##### Material for this exercise #####
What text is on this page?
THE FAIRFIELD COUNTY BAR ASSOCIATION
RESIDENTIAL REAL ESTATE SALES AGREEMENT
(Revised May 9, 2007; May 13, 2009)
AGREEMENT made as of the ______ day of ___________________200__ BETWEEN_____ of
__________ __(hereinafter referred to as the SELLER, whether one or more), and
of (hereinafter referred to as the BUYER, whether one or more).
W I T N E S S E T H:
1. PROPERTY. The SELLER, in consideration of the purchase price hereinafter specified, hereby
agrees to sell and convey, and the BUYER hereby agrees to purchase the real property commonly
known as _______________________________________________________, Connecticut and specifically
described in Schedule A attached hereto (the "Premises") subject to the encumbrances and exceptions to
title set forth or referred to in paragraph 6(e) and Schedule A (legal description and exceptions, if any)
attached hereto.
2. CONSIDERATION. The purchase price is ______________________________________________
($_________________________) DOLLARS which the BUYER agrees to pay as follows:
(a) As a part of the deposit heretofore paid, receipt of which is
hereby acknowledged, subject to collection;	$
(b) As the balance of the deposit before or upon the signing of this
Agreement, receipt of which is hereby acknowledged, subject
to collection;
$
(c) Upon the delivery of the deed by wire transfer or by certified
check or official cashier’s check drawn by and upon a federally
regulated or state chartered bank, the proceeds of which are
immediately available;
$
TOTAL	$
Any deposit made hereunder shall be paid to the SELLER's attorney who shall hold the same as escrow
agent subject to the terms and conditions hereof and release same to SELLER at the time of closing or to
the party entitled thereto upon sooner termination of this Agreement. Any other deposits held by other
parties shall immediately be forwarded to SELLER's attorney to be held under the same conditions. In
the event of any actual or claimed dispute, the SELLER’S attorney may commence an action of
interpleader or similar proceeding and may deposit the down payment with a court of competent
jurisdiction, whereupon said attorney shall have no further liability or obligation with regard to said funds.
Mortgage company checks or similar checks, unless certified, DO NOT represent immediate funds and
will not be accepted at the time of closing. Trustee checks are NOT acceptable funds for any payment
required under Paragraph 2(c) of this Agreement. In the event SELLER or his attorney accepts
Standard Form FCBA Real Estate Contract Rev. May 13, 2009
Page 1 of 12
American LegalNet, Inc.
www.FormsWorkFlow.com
#####
Copy the records above exactly.

• Result
What text is on this page?
THE FAIRFIELD COUNTY BAR ASSOCIATION
RESIDENTIAL REAL ESTATE SALES AGREEMENT
(Revised May 9, 2007; May 13, 2009)
AGREEMENT made as of the ______ day of ___________________200__ BETWEEN_____ of
__________ __(hereinafter referred to as the SELLER, whether one or more), and
of (hereinafter referred to as the BUYER, whether one or more).
W I T N E S S E T H:
1. PROPERTY. The SELLER, in consideration of the purchase price hereinafter specified, hereby
agrees to sell and convey, and the BUYER hereby agrees to purchase the real property commonly
known as _______________________________________________________, Connecticut and specifically
described in Schedule A attached hereto (the "Premises") subject to the encumbrances and exceptions to
title set forth or referred to in paragraph 6(e) and Schedule A (legal description and exceptions, if any)
attached hereto.
2. CONSIDERATION. The purchase price is ______________________________________________
($_________________________) DOLLARS which the BUYER agrees to pay as follows:
(a) As a part of the deposit heretofore paid, receipt of which is
hereby acknowledged, subject to collection;	$
(b) As the balance of the deposit before or upon the signing of this
Agreement, receipt of which is hereby acknowledged, subject
to collection;
$
(c) Upon the delivery of the deed by wire transfer or by certified
check or official cashier’s check drawn by and upon a federally
regulated or state chartered bank, the proceeds of which are
immediately available;
$
TOTAL	$
Any deposit made hereunder shall be paid to the SELLER's attorney who shall hold the same as escrow
agent subject to the terms and conditions hereof and release same to SELLER at the time of closing or to
the party entitled thereto upon sooner termination of this Agreement. Any other deposits held by other
parties shall immediately be forwarded to SELLER's attorney to be held under the same conditions. In
the event of any actual or claimed dispute, the SELLER’S attorney may commence an action of
interpleader or similar proceeding and may deposit the down payment with a court of competent
jurisdiction, whereupon said attorney shall have no further liability or obligation with regard to said funds.
Mortgage company checks or similar checks, unless certified, DO NOT represent immediate funds and
will not be accepted at the time of closing. Trustee checks are NOT acceptable funds for any payment
required under Paragraph 2(c) of this Agreement. In the event SELLER or his attorney accepts
Standard Form FCBA Real Estate Contract Rev. May 13, 2009
Page 1 of 12
American LegalNet, Inc.
www.FormsWorkFlow.com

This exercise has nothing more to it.